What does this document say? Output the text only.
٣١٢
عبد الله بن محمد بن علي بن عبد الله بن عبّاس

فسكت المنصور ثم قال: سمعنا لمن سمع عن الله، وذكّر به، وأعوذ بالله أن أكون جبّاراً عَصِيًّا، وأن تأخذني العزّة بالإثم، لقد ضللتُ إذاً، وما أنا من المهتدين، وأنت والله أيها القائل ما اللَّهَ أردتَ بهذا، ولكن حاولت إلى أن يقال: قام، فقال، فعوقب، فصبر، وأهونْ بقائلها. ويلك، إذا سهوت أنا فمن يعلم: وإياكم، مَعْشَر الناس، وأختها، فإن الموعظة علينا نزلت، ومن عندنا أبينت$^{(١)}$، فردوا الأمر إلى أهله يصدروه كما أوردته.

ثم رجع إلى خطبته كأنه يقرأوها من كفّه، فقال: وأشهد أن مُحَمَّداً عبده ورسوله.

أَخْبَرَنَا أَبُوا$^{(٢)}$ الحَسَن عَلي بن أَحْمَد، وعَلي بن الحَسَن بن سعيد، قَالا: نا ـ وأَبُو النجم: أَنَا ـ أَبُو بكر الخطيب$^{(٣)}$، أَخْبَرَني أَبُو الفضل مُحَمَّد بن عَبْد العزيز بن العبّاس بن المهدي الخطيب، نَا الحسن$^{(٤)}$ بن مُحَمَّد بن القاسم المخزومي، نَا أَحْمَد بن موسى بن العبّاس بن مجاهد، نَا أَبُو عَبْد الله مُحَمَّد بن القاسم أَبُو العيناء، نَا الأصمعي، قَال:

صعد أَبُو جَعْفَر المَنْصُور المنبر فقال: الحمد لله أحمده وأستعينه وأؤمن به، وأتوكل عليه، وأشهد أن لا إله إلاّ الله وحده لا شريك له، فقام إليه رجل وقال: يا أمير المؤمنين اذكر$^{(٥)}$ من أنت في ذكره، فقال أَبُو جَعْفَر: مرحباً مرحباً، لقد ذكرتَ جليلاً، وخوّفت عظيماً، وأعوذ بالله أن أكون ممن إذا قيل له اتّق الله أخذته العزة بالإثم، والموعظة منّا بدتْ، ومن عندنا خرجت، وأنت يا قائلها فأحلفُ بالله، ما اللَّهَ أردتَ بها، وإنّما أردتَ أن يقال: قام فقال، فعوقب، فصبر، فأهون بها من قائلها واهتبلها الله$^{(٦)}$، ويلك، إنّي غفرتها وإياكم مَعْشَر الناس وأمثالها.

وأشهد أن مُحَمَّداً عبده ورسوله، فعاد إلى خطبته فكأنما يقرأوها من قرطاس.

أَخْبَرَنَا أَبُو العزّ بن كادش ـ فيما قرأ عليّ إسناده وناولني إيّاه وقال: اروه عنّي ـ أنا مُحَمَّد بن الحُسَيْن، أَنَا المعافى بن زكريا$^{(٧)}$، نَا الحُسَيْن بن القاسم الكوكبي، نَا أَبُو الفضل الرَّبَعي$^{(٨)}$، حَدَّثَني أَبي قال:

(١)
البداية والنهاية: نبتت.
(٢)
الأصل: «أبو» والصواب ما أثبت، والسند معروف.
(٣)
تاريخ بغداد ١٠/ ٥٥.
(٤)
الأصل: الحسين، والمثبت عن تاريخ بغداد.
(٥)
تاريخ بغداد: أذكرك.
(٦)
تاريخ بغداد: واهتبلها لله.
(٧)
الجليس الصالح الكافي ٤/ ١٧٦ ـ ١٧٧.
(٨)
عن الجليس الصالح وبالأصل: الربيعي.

::::::::::

### THE TASK
Show every line from the entries above in which "الصالح" appears.

### SOLUTION TO THIS TASK
الجليس الصالح الكافي ٤/ ١٧٦ ـ ١٧٧.
عن الجليس الصالح وبالأصل: الربيعي.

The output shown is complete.